=== SOURCE ===

○ ○ ○ ○

I previously posted up two comments on our Reply to Huybers here and here, the first of which contained some new material. Here’s the third and final instalment, discussing Huybers’ comments on principal components. While principal components were really only one aspect of our critique, the reaction of the Hockey Team and the “community” to our studies has been almost entirely to the principal components issues.
In my opinion, we have always stated quite clearly that there is an inter-relationship between data and methodology. The flawed MBH98 method seeks out the most flawed proxies (bristlecones), creating a “perfect storm”. Our attention was originally drawn to the bristlecones by following the flawed method back to see what it did, finding to our astonishment that it unerringly picked out the controversial bristlecones into their PC1. But once you are aware of the presence of the flawed proxies, you can’t simply try to patch the methodology if the patch still results in the flawed proxies dominating or even materially affecting the final result. And yet this is what the Hockey Team and the “community” consistently does — always in the name of some supposedly “correct” PC methodology e.g. their misapplication of Preisendorfer’s Rule N (previously discussed on this blog). In all this time, I have yet to see any serious attempt by the Hockey Team or the “community” to defend the bristlecones as a temperature proxy. This is always set out as a topic for “future research” e.g. Huybers.
Huybers’ counter-critique of our principal components analysis is based on a difference between covariance PCs and correlation PCs. I pointed out that Huybers had said in private correspondence that it was unsatisfactory that world climate reconstructions should rest even in part upon fine methodological distinctions such as this, but this did not prevent him from presenting this as a criticism of our article — without acknowledging the point made in private correspondence.
Covariance and Correlation PCs
Here is a discussion of the difference between correlation and covariance PCs, starting with some background and ending with Huybers’ discussion.

○ ○ ○ ○

=== ACTIONS TO TAKE ===
a. According to the post, what difference is Huybers' counter-critique of the principal components analysis based on?
b. Please transcribe the post from "I previously posted" up to and including "principal components issues.".

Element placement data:
○ ○ ○ ○

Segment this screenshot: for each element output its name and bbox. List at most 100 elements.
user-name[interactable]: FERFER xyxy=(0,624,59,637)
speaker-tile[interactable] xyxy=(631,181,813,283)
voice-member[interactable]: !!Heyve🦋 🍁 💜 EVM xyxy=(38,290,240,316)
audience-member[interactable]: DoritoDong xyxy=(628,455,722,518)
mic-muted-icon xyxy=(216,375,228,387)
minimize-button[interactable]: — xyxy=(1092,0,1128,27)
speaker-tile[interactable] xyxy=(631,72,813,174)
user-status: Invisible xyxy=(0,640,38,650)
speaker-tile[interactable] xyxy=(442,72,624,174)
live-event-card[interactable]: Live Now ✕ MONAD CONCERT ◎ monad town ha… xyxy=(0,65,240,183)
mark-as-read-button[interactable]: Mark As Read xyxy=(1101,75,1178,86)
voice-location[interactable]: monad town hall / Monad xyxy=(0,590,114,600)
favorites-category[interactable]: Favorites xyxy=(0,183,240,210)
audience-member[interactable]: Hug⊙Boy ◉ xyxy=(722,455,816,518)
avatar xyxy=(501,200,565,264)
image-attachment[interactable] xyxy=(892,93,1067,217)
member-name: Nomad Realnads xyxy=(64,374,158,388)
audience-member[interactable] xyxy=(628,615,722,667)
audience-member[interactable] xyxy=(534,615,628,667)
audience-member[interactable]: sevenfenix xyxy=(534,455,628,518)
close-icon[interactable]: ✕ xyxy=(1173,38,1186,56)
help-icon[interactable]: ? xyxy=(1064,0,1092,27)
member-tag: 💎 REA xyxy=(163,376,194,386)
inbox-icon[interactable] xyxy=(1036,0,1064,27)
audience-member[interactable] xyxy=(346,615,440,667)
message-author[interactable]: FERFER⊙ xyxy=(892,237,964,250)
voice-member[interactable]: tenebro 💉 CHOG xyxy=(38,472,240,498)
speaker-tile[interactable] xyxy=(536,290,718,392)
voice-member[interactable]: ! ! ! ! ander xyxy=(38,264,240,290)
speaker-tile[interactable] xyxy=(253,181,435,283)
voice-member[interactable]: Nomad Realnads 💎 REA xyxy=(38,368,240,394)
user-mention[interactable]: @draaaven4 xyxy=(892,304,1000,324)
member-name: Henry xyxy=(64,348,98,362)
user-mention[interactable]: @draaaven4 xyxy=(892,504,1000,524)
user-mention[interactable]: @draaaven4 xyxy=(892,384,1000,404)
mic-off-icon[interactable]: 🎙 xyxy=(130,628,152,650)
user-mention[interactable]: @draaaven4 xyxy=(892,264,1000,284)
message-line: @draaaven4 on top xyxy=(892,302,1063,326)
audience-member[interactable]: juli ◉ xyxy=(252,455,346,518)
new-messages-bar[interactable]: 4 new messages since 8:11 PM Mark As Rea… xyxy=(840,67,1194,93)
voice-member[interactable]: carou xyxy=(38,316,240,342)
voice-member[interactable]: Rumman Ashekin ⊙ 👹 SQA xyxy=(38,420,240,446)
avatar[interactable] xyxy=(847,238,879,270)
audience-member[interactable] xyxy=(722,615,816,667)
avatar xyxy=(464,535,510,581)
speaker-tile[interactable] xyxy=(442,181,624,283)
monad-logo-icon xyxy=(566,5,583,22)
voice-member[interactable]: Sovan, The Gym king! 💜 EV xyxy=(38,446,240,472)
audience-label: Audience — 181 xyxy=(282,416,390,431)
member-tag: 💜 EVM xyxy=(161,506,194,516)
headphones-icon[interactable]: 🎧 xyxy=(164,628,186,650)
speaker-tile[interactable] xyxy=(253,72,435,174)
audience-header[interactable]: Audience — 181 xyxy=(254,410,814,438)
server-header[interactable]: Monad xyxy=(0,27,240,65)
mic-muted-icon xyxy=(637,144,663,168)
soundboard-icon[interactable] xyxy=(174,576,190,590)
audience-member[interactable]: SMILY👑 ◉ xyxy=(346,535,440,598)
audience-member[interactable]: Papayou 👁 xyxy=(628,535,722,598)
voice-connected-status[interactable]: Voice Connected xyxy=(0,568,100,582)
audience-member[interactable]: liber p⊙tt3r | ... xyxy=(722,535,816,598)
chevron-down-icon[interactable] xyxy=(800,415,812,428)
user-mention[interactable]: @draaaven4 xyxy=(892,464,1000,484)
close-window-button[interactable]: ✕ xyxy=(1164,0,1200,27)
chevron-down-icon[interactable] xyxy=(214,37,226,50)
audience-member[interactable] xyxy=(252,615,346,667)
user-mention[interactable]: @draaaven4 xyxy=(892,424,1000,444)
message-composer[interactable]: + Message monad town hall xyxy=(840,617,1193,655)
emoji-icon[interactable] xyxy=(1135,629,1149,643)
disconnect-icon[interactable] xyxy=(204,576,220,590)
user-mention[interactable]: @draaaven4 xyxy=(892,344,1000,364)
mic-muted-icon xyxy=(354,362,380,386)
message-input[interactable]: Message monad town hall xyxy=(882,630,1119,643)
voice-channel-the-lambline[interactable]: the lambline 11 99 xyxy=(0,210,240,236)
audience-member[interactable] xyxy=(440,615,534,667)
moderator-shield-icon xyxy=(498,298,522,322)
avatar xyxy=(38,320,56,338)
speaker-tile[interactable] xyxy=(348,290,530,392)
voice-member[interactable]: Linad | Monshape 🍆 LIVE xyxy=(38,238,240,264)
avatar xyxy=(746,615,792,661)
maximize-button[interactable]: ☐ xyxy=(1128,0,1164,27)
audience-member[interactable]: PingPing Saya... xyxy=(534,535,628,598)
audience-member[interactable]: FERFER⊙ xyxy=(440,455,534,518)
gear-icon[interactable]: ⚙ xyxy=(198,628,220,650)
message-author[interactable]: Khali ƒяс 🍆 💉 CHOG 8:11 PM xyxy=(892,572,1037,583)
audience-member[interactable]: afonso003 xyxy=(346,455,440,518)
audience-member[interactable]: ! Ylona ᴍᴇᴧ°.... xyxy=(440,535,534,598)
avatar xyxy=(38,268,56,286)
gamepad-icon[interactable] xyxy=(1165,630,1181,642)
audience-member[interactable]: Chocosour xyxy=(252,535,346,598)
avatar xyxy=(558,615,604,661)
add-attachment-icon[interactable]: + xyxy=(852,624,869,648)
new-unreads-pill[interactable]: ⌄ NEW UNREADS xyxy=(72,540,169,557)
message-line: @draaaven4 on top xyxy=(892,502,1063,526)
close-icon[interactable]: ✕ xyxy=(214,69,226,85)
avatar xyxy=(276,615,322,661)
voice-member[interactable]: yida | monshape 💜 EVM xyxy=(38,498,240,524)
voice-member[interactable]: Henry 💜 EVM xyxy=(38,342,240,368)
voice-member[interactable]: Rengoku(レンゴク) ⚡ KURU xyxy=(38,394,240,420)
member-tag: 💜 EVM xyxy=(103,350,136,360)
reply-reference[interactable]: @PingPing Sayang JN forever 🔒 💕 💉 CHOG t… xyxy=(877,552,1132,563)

○ ○ ○ ○

=== THE RESULTS ===
a. The difference between covariance PCs and correlation PCs.

b.
I previously posted up two comments on our Reply to Huybers here and here, the first of which contained some new material. Here’s the third and final instalment, discussing Huybers’ comments on principal components. While principal components were really only one aspect of our critique, the reaction of the Hockey Team and the “community” to our studies has been almost entirely to the principal components issues.